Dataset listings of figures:
────────

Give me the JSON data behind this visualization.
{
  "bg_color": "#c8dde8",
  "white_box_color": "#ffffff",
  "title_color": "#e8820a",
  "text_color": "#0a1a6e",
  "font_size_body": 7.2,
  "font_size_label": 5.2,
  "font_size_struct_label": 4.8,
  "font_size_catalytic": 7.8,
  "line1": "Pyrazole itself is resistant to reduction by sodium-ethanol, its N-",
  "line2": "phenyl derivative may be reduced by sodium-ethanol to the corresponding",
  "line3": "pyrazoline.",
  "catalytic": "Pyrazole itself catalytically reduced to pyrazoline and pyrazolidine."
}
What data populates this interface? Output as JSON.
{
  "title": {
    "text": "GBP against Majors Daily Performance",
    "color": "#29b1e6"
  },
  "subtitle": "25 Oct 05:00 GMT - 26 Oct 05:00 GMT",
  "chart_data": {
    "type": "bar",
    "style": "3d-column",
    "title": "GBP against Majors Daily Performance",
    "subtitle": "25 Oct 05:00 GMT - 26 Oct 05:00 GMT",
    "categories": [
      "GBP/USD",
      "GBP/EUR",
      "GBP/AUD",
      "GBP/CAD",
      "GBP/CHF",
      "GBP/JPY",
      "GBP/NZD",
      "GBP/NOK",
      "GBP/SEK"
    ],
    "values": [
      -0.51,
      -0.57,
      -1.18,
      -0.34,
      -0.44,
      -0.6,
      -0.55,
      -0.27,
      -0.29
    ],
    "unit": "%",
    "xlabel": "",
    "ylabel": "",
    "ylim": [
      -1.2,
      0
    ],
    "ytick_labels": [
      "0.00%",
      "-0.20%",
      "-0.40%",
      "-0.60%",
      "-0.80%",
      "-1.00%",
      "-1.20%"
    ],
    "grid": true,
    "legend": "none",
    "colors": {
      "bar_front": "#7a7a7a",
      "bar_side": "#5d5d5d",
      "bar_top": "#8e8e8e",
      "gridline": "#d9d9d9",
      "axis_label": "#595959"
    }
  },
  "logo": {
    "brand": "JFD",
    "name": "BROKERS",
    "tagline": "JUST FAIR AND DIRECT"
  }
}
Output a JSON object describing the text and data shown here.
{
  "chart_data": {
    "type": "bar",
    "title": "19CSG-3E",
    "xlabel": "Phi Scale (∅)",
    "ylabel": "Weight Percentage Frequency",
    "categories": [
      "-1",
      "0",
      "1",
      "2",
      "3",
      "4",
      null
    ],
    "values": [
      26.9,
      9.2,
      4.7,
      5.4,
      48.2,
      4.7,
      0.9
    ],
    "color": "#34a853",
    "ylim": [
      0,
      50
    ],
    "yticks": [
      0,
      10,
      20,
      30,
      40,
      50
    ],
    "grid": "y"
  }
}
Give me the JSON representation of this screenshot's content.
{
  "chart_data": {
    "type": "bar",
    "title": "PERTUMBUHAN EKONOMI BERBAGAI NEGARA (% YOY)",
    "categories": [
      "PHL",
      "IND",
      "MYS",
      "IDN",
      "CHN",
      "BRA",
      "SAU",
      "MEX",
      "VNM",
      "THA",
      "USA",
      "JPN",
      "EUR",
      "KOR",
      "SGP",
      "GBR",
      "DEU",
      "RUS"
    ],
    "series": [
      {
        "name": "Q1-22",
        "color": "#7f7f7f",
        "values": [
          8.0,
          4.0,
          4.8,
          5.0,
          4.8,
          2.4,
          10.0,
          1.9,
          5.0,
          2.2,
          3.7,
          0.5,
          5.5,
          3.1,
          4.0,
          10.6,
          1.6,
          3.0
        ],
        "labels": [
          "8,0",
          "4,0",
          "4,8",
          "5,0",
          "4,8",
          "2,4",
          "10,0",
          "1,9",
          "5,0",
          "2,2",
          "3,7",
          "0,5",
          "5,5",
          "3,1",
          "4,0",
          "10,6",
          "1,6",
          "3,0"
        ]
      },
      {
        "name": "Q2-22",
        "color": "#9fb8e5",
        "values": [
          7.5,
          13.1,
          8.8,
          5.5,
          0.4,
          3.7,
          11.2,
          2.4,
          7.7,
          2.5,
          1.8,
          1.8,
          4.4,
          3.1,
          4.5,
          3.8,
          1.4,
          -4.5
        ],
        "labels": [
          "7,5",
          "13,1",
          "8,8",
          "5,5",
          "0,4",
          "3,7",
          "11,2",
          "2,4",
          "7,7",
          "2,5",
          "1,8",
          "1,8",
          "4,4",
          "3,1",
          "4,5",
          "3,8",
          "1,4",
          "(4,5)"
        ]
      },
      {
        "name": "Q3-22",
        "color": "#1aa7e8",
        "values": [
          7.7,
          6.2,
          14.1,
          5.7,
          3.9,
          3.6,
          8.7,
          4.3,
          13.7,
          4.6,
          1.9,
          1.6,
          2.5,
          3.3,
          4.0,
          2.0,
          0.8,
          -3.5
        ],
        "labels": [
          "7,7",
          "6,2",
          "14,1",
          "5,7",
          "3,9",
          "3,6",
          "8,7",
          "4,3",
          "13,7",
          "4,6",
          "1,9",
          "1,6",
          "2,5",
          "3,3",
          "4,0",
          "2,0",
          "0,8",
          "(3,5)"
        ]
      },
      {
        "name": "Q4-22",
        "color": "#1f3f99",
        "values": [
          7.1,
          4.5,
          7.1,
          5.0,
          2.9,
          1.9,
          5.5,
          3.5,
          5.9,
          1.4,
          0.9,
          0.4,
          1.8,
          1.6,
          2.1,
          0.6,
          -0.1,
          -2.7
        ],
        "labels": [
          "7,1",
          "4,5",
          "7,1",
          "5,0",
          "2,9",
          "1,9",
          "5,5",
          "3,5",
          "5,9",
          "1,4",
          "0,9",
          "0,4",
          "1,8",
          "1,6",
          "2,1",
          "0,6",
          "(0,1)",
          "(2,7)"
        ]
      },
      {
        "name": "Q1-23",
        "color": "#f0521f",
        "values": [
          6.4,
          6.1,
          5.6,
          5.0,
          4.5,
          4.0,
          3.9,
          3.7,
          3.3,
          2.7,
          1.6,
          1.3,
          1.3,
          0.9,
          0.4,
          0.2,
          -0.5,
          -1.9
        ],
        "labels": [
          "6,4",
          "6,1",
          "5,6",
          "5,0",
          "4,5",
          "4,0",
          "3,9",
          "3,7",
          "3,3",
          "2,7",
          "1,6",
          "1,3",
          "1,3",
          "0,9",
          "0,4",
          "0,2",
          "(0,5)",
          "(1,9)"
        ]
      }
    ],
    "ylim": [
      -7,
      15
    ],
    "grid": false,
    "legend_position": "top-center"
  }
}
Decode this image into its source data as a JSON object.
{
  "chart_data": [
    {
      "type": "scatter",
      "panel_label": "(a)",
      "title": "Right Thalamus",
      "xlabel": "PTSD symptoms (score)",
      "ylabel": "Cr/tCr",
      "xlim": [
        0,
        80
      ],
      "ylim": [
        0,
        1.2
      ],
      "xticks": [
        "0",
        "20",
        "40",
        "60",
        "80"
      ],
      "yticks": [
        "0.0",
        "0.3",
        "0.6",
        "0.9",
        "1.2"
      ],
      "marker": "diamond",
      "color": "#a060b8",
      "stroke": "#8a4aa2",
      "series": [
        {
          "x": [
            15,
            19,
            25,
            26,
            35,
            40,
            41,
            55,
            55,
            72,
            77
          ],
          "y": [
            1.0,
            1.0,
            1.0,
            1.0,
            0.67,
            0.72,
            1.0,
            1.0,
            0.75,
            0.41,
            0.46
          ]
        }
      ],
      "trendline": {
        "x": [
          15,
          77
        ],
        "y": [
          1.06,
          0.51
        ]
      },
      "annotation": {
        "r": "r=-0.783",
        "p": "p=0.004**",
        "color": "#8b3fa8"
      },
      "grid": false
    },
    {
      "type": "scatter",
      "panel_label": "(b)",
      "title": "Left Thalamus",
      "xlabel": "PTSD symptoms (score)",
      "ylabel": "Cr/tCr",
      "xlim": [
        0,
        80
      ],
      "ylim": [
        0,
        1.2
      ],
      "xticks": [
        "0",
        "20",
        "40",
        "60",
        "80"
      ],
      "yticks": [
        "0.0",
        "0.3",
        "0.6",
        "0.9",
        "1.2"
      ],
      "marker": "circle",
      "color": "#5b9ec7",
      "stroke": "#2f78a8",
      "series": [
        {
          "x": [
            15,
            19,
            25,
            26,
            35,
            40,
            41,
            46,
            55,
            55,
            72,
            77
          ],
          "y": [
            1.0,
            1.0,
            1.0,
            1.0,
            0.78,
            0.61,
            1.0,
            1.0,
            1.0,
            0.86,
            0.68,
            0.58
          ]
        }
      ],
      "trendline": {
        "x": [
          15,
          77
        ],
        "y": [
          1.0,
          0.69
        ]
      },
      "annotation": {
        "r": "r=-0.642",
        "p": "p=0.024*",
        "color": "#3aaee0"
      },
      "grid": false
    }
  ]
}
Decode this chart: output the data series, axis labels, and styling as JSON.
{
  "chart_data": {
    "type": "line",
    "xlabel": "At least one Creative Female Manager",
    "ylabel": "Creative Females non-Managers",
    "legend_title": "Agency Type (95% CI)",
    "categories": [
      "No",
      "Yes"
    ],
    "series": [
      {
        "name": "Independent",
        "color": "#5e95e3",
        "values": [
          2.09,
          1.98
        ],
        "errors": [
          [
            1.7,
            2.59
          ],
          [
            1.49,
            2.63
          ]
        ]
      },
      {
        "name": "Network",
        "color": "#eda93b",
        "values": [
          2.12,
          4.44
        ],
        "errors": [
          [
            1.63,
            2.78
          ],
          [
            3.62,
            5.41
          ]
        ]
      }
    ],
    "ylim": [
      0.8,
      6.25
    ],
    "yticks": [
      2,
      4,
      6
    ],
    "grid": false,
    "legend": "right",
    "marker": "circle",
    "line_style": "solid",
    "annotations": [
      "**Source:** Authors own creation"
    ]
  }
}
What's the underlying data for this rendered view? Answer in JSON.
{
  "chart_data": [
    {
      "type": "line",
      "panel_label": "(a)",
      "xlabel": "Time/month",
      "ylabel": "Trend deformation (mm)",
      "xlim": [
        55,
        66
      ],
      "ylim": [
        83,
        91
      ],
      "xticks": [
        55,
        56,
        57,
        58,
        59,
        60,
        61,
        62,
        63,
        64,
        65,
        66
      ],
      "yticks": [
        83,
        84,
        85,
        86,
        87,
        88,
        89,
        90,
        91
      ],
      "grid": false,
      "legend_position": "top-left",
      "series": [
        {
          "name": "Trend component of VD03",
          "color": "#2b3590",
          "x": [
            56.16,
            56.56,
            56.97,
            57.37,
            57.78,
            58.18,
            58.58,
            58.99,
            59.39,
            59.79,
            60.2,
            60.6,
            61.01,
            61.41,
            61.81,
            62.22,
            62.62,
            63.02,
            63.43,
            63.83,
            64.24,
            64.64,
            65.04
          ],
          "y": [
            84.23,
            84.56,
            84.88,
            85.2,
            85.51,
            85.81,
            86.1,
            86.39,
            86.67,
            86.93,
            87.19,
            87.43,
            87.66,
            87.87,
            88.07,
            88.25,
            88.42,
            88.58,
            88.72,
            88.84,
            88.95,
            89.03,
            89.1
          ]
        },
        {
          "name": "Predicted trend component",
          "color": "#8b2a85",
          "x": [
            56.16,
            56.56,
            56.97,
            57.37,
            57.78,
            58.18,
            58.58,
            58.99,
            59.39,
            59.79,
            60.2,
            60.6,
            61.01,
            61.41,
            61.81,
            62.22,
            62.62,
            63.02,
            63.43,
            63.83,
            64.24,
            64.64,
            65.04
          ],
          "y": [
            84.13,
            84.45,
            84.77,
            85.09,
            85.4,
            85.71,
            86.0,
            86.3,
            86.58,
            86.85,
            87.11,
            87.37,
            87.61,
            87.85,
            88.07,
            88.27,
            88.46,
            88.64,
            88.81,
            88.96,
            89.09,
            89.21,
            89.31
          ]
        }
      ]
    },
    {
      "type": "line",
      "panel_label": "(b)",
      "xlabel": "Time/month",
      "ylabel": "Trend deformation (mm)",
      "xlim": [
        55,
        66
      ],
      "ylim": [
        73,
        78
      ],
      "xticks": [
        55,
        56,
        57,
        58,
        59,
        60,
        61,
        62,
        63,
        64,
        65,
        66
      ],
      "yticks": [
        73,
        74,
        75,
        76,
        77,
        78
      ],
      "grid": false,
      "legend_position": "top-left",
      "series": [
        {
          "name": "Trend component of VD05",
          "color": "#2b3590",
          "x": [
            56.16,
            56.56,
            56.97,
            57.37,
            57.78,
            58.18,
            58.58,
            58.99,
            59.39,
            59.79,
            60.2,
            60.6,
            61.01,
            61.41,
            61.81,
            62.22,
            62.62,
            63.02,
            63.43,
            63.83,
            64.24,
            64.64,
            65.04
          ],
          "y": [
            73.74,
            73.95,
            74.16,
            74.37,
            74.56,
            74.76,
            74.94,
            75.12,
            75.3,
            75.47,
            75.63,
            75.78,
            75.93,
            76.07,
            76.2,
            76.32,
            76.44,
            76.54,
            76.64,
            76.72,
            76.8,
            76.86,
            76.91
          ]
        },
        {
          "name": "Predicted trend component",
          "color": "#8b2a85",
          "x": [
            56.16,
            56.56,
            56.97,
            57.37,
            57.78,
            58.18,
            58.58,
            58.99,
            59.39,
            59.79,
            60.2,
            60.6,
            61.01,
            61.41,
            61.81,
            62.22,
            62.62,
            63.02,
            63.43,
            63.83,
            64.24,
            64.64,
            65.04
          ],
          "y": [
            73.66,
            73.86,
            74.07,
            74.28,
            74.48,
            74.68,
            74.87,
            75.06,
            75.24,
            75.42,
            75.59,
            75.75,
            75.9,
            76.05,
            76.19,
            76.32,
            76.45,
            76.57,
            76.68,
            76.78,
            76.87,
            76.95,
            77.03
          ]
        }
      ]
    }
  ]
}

────────

Using the listing above, pick out each line that contains the word "reduced", then copy it.

> **Completed exercise**
  "line2": "phenyl derivative may be reduced by sodium-ethanol to the corresponding",
  "catalytic": "Pyrazole itself catalytically reduced to pyrazoline and pyrazolidine."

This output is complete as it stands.